··· MATERIAL SHOWN

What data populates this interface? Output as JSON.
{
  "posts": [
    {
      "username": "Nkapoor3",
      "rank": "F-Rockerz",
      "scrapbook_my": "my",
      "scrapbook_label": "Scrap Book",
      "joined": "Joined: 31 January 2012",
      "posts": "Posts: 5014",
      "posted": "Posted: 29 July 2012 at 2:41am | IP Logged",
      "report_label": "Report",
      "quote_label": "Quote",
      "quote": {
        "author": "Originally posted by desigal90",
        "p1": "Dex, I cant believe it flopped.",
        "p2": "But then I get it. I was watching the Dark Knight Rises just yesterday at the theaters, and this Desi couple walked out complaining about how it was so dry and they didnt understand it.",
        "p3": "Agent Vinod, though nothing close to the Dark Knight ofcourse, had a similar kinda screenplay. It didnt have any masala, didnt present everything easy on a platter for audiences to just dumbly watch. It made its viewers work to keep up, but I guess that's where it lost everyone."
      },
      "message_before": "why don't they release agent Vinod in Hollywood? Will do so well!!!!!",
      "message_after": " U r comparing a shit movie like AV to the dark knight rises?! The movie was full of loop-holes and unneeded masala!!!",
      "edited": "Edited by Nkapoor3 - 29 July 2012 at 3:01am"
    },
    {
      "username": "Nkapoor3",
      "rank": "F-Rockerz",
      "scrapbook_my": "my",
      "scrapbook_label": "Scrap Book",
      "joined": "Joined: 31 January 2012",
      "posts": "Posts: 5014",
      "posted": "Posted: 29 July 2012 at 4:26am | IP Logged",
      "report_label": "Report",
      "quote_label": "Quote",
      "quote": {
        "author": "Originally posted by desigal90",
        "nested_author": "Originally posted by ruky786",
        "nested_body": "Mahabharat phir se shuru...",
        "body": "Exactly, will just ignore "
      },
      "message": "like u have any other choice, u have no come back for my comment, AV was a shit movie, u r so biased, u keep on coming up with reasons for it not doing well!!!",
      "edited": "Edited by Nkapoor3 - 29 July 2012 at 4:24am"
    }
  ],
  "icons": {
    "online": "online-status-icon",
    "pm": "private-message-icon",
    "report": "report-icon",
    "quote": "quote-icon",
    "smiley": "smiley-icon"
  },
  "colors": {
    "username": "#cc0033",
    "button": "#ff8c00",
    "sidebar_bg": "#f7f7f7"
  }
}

······

▶ PROBLEM REQUIREMENTS
All of the data must be returned exactly.

▶ RESPONSE TO THIS EXERCISE
What data populates this interface? Output as JSON.
{
  "posts": [
    {
      "username": "Nkapoor3",
      "rank": "F-Rockerz",
      "scrapbook_my": "my",
      "scrapbook_label": "Scrap Book",
      "joined": "Joined: 31 January 2012",
      "posts": "Posts: 5014",
      "posted": "Posted: 29 July 2012 at 2:41am | IP Logged",
      "report_label": "Report",
      "quote_label": "Quote",
      "quote": {
        "author": "Originally posted by desigal90",
        "p1": "Dex, I cant believe it flopped.",
        "p2": "But then I get it. I was watching the Dark Knight Rises just yesterday at the theaters, and this Desi couple walked out complaining about how it was so dry and they didnt understand it.",
        "p3": "Agent Vinod, though nothing close to the Dark Knight ofcourse, had a similar kinda screenplay. It didnt have any masala, didnt present everything easy on a platter for audiences to just dumbly watch. It made its viewers work to keep up, but I guess that's where it lost everyone."
      },
      "message_before": "why don't they release agent Vinod in Hollywood? Will do so well!!!!!",
      "message_after": " U r comparing a shit movie like AV to the dark knight rises?! The movie was full of loop-holes and unneeded masala!!!",
      "edited": "Edited by Nkapoor3 - 29 July 2012 at 3:01am"
    },
    {
      "username": "Nkapoor3",
      "rank": "F-Rockerz",
      "scrapbook_my": "my",
      "scrapbook_label": "Scrap Book",
      "joined": "Joined: 31 January 2012",
      "posts": "Posts: 5014",
      "posted": "Posted: 29 July 2012 at 4:26am | IP Logged",
      "report_label": "Report",
      "quote_label": "Quote",
      "quote": {
        "author": "Originally posted by desigal90",
        "nested_author": "Originally posted by ruky786",
        "nested_body": "Mahabharat phir se shuru...",
        "body": "Exactly, will just ignore "
      },
      "message": "like u have any other choice, u have no come back for my comment, AV was a shit movie, u r so biased, u keep on coming up with reasons for it not doing well!!!",
      "edited": "Edited by Nkapoor3 - 29 July 2012 at 4:24am"
    }
  ],
  "icons": {
    "online": "online-status-icon",
    "pm": "private-message-icon",
    "report": "report-icon",
    "quote": "quote-icon",
    "smiley": "smiley-icon"
  },
  "colors": {
    "username": "#cc0033",
    "button": "#ff8c00",
    "sidebar_bg": "#f7f7f7"
  }
}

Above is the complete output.